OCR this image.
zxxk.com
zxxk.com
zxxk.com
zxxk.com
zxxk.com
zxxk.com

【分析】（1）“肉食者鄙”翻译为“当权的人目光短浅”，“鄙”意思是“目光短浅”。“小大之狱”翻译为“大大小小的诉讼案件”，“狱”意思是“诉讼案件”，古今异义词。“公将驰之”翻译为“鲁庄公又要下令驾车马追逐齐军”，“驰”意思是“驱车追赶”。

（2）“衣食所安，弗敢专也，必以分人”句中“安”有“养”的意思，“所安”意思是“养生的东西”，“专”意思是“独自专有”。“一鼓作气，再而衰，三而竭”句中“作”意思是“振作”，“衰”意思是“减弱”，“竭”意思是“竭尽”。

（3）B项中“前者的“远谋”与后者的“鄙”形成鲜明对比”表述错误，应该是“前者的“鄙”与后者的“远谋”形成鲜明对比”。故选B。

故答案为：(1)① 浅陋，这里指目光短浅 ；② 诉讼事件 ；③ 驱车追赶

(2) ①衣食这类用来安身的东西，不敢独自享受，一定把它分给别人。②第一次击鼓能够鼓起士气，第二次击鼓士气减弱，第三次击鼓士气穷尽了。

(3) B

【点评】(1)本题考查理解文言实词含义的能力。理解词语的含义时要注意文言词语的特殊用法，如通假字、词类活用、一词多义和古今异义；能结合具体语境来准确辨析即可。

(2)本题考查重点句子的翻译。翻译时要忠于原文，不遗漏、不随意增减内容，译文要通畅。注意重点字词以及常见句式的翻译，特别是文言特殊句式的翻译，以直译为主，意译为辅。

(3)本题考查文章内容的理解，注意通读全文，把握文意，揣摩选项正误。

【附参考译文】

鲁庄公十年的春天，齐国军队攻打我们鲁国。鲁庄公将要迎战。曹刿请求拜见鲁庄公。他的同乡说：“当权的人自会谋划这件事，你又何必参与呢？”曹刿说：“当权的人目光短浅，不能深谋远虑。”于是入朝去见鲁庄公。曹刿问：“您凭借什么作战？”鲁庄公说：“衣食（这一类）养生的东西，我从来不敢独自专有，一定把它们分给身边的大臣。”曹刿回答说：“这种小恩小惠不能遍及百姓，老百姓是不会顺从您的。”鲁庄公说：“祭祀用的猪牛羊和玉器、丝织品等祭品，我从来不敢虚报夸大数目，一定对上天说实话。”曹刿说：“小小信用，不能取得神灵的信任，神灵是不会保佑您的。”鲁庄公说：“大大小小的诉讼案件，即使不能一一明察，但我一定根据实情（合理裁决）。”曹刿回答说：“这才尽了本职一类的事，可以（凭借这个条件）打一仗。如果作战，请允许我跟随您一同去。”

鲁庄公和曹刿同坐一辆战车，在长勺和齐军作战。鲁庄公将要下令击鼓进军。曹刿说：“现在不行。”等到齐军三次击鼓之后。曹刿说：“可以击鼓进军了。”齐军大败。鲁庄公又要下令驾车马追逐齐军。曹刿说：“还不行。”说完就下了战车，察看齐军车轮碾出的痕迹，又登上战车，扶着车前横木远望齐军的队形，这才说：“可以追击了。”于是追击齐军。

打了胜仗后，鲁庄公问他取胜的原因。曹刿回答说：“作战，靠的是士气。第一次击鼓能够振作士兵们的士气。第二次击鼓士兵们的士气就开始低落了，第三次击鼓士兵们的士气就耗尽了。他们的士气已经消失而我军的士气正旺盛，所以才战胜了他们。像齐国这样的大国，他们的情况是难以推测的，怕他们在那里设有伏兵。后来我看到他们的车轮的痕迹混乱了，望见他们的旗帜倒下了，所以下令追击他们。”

## WHAT TO PRODUCE
Write out every entry verbatim.

## OUTPUT
OCR this image.
zxxk.com
zxxk.com
zxxk.com
zxxk.com
zxxk.com
zxxk.com

【分析】（1）“肉食者鄙”翻译为“当权的人目光短浅”，“鄙”意思是“目光短浅”。“小大之狱”翻译为“大大小小的诉讼案件”，“狱”意思是“诉讼案件”，古今异义词。“公将驰之”翻译为“鲁庄公又要下令驾车马追逐齐军”，“驰”意思是“驱车追赶”。

（2）“衣食所安，弗敢专也，必以分人”句中“安”有“养”的意思，“所安”意思是“养生的东西”，“专”意思是“独自专有”。“一鼓作气，再而衰，三而竭”句中“作”意思是“振作”，“衰”意思是“减弱”，“竭”意思是“竭尽”。

（3）B项中“前者的“远谋”与后者的“鄙”形成鲜明对比”表述错误，应该是“前者的“鄙”与后者的“远谋”形成鲜明对比”。故选B。

故答案为：(1)① 浅陋，这里指目光短浅 ；② 诉讼事件 ；③ 驱车追赶

(2) ①衣食这类用来安身的东西，不敢独自享受，一定把它分给别人。②第一次击鼓能够鼓起士气，第二次击鼓士气减弱，第三次击鼓士气穷尽了。

(3) B

【点评】(1)本题考查理解文言实词含义的能力。理解词语的含义时要注意文言词语的特殊用法，如通假字、词类活用、一词多义和古今异义；能结合具体语境来准确辨析即可。

(2)本题考查重点句子的翻译。翻译时要忠于原文，不遗漏、不随意增减内容，译文要通畅。注意重点字词以及常见句式的翻译，特别是文言特殊句式的翻译，以直译为主，意译为辅。

(3)本题考查文章内容的理解，注意通读全文，把握文意，揣摩选项正误。

【附参考译文】

鲁庄公十年的春天，齐国军队攻打我们鲁国。鲁庄公将要迎战。曹刿请求拜见鲁庄公。他的同乡说：“当权的人自会谋划这件事，你又何必参与呢？”曹刿说：“当权的人目光短浅，不能深谋远虑。”于是入朝去见鲁庄公。曹刿问：“您凭借什么作战？”鲁庄公说：“衣食（这一类）养生的东西，我从来不敢独自专有，一定把它们分给身边的大臣。”曹刿回答说：“这种小恩小惠不能遍及百姓，老百姓是不会顺从您的。”鲁庄公说：“祭祀用的猪牛羊和玉器、丝织品等祭品，我从来不敢虚报夸大数目，一定对上天说实话。”曹刿说：“小小信用，不能取得神灵的信任，神灵是不会保佑您的。”鲁庄公说：“大大小小的诉讼案件，即使不能一一明察，但我一定根据实情（合理裁决）。”曹刿回答说：“这才尽了本职一类的事，可以（凭借这个条件）打一仗。如果作战，请允许我跟随您一同去。”

鲁庄公和曹刿同坐一辆战车，在长勺和齐军作战。鲁庄公将要下令击鼓进军。曹刿说：“现在不行。”等到齐军三次击鼓之后。曹刿说：“可以击鼓进军了。”齐军大败。鲁庄公又要下令驾车马追逐齐军。曹刿说：“还不行。”说完就下了战车，察看齐军车轮碾出的痕迹，又登上战车，扶着车前横木远望齐军的队形，这才说：“可以追击了。”于是追击齐军。

打了胜仗后，鲁庄公问他取胜的原因。曹刿回答说：“作战，靠的是士气。第一次击鼓能够振作士兵们的士气。第二次击鼓士兵们的士气就开始低落了，第三次击鼓士兵们的士气就耗尽了。他们的士气已经消失而我军的士气正旺盛，所以才战胜了他们。像齐国这样的大国，他们的情况是难以推测的，怕他们在那里设有伏兵。后来我看到他们的车轮的痕迹混乱了，望见他们的旗帜倒下了，所以下令追击他们。”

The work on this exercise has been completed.